- _WORK TO BE COMPLETED_: Without skipping anything, print all of the data exactly.

- _Entries from a page text dataset_:
##############################
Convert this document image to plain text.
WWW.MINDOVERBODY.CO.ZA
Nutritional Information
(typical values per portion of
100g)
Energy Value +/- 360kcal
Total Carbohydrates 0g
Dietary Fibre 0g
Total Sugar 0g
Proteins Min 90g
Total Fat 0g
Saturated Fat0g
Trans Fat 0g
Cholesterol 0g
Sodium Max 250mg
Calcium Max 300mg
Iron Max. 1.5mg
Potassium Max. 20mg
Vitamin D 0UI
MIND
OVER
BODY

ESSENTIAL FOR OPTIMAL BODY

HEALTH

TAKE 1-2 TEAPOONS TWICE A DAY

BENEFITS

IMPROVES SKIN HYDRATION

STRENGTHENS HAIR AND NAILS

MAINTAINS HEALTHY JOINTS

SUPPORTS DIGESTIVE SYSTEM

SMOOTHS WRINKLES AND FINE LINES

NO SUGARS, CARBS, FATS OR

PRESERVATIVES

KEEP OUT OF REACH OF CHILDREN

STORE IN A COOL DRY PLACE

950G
##############################
- _TASK RESULT_:
Convert this document image to plain text.
WWW.MINDOVERBODY.CO.ZA
Nutritional Information
(typical values per portion of
100g)
Energy Value +/- 360kcal
Total Carbohydrates 0g
Dietary Fibre 0g
Total Sugar 0g
Proteins Min 90g
Total Fat 0g
Saturated Fat0g
Trans Fat 0g
Cholesterol 0g
Sodium Max 250mg
Calcium Max 300mg
Iron Max. 1.5mg
Potassium Max. 20mg
Vitamin D 0UI
MIND
OVER
BODY

ESSENTIAL FOR OPTIMAL BODY

HEALTH

TAKE 1-2 TEAPOONS TWICE A DAY

BENEFITS

IMPROVES SKIN HYDRATION

STRENGTHENS HAIR AND NAILS

MAINTAINS HEALTHY JOINTS

SUPPORTS DIGESTIVE SYSTEM

SMOOTHS WRINKLES AND FINE LINES

NO SUGARS, CARBS, FATS OR

PRESERVATIVES

KEEP OUT OF REACH OF CHILDREN

STORE IN A COOL DRY PLACE

950G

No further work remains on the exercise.